Selected extract
BEGIN

The other thing it's going to do, short-term, is help you process. Recollection alone is not very good for processing. Telling the story out loud (ideally to someone else, but also an empty room as long as you're verbalizing out loud), or putting it into a written narrative - sometimes multiple times, especially as you recontextualize - is a different brain task than remembering. Also humans tend to be able to gild the hell out of a memory in ways that are harder spoken or written.

And that's the other thing that writing/documenting will do: let you evolve the context. Spoilers, but some-to-many of these beautiful and tender moments are going to turn out to be highs manufactured out of lows, endorphin rather than emotion, and other tools of toxic dynamics to keep you dopamine-chained to the relationship. You don't need to force those revelations, though; you can start out journalling about how beautiful and meaningful these moments were for now just to begin the processing momentum, and you can reconsider or recontextualize them later when you have more distance and perspective. There's no way to have those right at the start, time is absolutely mandatory for the high to wear off. But expressing these stories will take some of the pressure out of them, and you should find yourself a little less haunted by them.
posted by Lyn Never at 10:55 AM on October 9, 2020 [6 favorites]


Best answer: I just came out of a 10-year marriage, so I'm all over figuring this out for myself at the moment. My coping mechanism is to write songs. It is extremely cathartic to find and hone a fitting expression for those bittersweet feelings, and helps me to process them fully. By the time I've finished working on the initial songwriting part of music creation, I am no longer feeling those feelings, but I'm grateful for them because they let me make something new and beautiful/poignant.

END

Data for analysis
BEGIN

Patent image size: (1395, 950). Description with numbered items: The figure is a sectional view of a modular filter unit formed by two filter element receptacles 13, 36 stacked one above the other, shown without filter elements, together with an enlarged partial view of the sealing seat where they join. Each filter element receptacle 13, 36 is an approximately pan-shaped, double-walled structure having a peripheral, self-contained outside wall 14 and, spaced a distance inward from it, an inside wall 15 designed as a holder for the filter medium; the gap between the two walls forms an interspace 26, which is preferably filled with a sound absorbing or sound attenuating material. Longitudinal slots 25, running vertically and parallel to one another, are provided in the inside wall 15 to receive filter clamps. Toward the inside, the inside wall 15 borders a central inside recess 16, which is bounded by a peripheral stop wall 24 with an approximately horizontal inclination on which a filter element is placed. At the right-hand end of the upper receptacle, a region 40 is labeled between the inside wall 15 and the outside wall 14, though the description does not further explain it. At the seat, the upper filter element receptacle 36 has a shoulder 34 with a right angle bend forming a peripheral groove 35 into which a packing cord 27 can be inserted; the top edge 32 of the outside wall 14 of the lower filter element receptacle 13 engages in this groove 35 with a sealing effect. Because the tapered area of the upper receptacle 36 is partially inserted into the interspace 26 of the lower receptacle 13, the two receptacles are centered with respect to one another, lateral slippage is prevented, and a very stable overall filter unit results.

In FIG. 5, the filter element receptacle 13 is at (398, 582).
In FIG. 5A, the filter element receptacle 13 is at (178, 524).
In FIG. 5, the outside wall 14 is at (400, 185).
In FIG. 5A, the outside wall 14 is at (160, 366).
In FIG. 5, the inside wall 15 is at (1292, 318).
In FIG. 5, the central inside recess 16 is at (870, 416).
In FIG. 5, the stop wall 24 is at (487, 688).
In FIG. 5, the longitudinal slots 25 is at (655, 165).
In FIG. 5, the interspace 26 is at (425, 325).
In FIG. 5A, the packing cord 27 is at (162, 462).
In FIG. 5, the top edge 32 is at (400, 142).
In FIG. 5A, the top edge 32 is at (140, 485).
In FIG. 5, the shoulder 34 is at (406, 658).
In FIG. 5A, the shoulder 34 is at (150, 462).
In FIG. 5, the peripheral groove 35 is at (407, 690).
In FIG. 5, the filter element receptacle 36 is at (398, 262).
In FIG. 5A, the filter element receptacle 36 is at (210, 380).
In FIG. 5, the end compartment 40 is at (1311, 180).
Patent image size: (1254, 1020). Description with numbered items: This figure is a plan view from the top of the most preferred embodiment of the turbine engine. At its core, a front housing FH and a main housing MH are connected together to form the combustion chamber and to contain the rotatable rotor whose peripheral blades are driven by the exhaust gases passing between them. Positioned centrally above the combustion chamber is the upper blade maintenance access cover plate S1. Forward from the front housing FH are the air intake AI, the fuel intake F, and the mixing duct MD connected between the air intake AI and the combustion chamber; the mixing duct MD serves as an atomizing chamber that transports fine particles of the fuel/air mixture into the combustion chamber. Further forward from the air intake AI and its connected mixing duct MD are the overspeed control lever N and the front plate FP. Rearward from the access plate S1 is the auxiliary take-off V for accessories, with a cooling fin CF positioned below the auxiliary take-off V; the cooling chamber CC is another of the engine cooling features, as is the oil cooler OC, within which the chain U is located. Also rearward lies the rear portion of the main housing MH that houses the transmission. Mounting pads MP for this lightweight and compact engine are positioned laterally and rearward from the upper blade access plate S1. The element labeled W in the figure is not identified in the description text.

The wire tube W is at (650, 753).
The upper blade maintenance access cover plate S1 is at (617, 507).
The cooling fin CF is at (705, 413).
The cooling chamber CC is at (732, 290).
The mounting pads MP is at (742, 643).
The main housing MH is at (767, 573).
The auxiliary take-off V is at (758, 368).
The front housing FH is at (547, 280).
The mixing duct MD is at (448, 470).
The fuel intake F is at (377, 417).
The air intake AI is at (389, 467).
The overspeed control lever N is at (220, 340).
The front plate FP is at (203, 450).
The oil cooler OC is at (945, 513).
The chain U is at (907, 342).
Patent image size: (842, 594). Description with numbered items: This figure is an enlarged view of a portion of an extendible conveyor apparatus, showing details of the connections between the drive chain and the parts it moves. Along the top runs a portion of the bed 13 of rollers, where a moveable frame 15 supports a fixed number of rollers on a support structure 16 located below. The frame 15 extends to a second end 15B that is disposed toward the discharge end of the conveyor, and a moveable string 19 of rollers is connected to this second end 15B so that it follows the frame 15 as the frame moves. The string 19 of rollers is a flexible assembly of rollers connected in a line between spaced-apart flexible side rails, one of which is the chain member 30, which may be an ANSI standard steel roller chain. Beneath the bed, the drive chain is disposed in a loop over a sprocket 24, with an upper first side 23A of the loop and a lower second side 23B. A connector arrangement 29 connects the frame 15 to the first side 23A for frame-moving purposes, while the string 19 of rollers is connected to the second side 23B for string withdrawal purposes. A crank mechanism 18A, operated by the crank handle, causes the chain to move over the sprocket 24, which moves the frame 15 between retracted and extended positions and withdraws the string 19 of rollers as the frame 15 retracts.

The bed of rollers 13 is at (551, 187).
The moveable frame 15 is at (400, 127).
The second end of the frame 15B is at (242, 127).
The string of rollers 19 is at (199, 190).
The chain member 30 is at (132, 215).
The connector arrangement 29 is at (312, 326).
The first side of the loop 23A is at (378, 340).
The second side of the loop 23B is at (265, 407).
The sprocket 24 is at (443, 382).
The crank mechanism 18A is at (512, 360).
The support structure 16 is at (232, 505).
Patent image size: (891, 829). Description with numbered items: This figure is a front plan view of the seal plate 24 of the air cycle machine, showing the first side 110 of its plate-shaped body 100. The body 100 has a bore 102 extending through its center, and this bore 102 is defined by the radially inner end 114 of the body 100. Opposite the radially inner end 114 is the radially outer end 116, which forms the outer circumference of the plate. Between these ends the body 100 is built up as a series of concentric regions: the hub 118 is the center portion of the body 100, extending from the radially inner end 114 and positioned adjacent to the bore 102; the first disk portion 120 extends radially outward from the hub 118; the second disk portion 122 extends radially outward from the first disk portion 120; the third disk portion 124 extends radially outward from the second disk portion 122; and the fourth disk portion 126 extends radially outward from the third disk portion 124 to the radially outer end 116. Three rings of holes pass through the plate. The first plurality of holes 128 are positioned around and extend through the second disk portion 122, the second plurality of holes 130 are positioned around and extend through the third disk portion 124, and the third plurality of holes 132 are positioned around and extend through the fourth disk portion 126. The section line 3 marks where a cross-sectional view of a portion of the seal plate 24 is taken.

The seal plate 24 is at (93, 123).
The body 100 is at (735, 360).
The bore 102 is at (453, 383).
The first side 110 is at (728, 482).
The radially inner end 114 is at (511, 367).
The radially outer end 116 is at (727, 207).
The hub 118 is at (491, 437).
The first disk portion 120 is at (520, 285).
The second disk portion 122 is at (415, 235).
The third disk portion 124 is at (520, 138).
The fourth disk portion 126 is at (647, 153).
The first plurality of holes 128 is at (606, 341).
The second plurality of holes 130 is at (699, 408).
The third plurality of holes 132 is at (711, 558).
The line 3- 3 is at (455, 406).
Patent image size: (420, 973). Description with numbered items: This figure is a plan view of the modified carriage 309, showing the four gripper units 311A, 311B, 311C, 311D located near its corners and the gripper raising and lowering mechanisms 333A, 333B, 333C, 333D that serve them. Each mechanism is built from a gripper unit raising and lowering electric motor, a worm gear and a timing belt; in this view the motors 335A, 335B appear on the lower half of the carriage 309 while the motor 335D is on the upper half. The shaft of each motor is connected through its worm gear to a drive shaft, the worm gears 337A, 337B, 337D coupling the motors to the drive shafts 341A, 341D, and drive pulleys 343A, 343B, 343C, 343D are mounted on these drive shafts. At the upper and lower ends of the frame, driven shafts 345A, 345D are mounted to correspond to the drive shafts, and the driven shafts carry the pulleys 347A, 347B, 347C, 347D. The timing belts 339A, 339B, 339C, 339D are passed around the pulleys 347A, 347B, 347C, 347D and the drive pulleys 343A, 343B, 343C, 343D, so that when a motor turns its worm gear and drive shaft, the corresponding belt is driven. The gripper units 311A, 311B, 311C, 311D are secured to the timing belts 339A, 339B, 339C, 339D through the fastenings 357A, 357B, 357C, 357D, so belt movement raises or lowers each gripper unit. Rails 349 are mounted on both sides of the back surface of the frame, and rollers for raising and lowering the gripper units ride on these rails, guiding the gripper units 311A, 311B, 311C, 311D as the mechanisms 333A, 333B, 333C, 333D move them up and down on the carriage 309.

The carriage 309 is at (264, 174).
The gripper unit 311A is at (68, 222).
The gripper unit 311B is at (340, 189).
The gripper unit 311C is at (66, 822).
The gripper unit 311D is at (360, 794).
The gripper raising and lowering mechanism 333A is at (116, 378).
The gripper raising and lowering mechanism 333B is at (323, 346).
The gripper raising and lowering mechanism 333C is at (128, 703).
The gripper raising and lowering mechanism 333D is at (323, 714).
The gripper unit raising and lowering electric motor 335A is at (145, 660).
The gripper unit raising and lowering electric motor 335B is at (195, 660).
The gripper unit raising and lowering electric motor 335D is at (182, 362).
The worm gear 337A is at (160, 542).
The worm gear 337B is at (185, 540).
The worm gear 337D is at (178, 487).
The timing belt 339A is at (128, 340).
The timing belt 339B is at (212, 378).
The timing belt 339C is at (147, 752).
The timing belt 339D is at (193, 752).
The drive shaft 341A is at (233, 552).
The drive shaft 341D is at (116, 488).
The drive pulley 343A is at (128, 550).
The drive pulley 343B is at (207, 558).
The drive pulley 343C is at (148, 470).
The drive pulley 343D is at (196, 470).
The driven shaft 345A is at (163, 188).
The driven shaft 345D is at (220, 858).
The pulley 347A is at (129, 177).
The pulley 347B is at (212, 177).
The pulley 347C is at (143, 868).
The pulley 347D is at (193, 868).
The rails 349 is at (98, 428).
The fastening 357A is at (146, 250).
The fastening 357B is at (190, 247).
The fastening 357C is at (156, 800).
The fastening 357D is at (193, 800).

END

Activities
**1.** Return, word for word, the passage of the advice on processing memories that begins at the words "Best answer: I" and stops after the words "new and beautiful/poignant.".
**2.** From the advice on processing memories, list everything it says some of the beautiful and tender moments will turn out to be.

Numbered answers
**1.**
Best answer: I just came out of a 10-year marriage, so I'm all over figuring this out for myself at the moment. My coping mechanism is to write songs. It is extremely cathartic to find and hone a fitting expression for those bittersweet feelings, and helps me to process them fully. By the time I've finished working on the initial songwriting part of music creation, I am no longer feeling those feelings, but I'm grateful for them because they let me make something new and beautiful/poignant.

**2.**
- highs manufactured out of lows
- endorphin rather than emotion
- other tools of toxic dynamics to keep you dopamine-chained to the relationship